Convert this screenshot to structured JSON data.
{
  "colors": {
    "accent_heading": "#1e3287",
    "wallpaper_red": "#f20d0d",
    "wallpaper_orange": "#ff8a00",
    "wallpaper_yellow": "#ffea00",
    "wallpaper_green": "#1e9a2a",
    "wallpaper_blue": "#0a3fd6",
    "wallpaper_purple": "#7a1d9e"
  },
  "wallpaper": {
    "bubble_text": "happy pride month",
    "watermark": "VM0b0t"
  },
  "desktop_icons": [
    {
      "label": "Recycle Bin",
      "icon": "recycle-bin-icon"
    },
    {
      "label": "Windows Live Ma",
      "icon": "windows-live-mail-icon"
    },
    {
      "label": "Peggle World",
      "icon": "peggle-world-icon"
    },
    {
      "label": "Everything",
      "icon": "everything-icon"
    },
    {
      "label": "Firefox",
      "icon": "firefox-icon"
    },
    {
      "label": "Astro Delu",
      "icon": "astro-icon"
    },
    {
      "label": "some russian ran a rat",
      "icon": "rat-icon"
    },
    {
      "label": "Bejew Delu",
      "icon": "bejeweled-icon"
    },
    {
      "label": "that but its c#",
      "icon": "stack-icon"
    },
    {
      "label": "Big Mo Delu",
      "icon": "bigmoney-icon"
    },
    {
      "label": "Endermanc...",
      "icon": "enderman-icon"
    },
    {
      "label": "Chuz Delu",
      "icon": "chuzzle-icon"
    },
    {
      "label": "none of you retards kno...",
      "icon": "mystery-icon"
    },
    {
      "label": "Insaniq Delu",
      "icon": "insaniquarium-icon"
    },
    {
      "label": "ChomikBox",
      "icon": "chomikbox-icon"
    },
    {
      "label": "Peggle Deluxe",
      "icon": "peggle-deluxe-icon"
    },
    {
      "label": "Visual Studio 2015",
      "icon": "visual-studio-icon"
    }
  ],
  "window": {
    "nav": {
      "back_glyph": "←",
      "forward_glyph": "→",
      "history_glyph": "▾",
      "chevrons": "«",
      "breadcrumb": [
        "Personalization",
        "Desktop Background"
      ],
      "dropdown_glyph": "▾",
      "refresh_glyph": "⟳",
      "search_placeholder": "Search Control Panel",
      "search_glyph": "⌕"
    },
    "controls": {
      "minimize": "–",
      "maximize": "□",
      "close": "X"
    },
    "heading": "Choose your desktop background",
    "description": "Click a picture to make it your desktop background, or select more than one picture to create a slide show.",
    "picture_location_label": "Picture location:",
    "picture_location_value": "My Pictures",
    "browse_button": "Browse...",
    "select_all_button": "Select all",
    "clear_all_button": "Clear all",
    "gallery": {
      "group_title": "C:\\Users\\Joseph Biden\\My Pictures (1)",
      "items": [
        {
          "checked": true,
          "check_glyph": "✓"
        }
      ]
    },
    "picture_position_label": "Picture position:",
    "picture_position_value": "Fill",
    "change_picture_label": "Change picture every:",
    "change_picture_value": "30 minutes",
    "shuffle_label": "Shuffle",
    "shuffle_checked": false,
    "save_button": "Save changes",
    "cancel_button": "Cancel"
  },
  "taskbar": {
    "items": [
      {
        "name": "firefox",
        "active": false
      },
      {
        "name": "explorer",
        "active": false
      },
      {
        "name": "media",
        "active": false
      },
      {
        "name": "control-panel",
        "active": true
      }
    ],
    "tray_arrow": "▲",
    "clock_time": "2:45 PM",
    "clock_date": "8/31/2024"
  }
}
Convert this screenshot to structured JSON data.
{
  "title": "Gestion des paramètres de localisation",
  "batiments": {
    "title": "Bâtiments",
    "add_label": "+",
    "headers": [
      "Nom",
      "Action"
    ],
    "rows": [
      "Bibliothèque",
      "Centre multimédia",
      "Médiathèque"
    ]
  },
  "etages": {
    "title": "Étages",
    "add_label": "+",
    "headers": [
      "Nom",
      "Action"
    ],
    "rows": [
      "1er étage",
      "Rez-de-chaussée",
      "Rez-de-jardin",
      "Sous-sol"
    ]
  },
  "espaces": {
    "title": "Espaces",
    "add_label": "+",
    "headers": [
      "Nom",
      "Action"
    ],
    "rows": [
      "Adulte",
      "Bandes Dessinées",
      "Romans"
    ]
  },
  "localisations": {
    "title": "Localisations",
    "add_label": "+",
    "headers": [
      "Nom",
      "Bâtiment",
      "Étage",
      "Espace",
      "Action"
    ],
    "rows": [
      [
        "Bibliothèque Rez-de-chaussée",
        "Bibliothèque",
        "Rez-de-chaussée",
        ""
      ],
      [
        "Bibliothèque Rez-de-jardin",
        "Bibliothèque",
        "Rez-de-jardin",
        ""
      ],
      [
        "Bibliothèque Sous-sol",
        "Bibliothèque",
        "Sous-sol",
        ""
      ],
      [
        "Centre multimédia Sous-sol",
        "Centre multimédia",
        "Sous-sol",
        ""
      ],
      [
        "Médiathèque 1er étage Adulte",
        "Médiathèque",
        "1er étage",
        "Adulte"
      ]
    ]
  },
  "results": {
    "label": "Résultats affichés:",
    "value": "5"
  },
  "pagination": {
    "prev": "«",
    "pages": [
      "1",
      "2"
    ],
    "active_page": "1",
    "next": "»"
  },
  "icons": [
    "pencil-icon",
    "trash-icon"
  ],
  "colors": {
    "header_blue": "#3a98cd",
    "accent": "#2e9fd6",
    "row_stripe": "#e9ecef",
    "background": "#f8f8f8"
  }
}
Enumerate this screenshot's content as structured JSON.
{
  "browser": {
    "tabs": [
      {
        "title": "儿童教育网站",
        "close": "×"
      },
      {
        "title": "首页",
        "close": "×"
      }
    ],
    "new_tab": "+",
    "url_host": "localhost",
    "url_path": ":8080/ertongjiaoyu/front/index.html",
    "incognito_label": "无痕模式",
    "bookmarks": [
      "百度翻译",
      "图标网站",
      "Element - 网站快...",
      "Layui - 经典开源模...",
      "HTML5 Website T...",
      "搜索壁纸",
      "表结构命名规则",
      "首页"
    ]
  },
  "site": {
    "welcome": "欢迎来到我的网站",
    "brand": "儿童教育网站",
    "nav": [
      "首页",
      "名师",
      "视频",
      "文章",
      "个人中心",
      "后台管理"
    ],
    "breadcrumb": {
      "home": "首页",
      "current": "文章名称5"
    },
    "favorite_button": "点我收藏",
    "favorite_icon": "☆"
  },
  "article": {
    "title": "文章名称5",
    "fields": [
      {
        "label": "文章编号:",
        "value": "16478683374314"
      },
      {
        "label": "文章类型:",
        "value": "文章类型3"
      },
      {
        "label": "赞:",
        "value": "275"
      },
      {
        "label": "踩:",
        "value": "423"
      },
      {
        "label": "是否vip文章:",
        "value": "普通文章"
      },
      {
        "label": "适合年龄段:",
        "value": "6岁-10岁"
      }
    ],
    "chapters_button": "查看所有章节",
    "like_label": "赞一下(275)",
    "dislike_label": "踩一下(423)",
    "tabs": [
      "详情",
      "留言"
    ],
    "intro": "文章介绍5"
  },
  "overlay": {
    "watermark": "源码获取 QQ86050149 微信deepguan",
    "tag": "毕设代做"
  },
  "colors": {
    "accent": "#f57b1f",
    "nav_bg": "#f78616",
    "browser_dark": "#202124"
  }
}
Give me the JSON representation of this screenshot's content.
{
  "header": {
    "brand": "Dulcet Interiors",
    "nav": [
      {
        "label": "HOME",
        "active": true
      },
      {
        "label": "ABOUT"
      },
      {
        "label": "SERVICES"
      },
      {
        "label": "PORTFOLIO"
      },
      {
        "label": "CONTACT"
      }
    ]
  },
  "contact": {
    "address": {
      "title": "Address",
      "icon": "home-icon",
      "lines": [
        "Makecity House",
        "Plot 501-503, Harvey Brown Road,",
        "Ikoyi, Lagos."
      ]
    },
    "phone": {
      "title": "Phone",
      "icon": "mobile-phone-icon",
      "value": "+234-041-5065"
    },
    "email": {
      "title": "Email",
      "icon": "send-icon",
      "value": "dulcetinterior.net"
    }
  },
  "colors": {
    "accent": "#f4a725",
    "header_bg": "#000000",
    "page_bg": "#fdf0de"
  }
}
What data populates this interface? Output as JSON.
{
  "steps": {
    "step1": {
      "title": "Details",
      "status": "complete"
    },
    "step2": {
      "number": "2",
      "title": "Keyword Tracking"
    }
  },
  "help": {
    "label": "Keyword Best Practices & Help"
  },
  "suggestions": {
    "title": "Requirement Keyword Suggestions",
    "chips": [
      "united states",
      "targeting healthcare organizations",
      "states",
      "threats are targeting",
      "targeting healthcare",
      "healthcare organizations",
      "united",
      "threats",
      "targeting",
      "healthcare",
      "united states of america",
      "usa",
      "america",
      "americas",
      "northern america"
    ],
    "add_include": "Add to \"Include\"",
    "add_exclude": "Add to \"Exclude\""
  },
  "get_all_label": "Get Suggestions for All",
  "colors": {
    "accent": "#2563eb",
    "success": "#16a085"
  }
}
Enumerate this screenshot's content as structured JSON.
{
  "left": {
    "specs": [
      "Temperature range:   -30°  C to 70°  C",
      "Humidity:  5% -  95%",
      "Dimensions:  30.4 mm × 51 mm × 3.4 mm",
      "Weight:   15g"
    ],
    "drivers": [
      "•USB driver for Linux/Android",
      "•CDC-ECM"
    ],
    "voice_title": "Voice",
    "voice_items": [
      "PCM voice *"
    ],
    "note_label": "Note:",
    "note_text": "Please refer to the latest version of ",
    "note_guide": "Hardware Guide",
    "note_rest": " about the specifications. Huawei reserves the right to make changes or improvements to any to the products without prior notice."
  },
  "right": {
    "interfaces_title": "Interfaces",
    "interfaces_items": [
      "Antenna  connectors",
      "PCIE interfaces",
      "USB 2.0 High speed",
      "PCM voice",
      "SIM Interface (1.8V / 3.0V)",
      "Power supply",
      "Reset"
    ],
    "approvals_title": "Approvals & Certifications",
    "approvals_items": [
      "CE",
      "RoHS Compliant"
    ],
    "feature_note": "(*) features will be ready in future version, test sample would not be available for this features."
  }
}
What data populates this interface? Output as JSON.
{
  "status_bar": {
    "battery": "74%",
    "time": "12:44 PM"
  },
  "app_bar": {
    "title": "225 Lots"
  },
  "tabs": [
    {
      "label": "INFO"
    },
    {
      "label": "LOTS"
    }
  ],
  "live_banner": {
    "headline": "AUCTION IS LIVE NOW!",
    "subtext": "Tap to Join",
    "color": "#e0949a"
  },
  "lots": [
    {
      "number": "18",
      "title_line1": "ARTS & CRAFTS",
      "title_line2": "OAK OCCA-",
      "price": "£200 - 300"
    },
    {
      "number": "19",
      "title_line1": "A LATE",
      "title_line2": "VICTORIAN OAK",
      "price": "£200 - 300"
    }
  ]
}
......
=== GIVEN EXERCISE ===
Scan the material line by line and report each one that contains "brand".

=== TASK SOLUTION ===
    "brand": "儿童教育网站",
    "brand": "Dulcet Interiors",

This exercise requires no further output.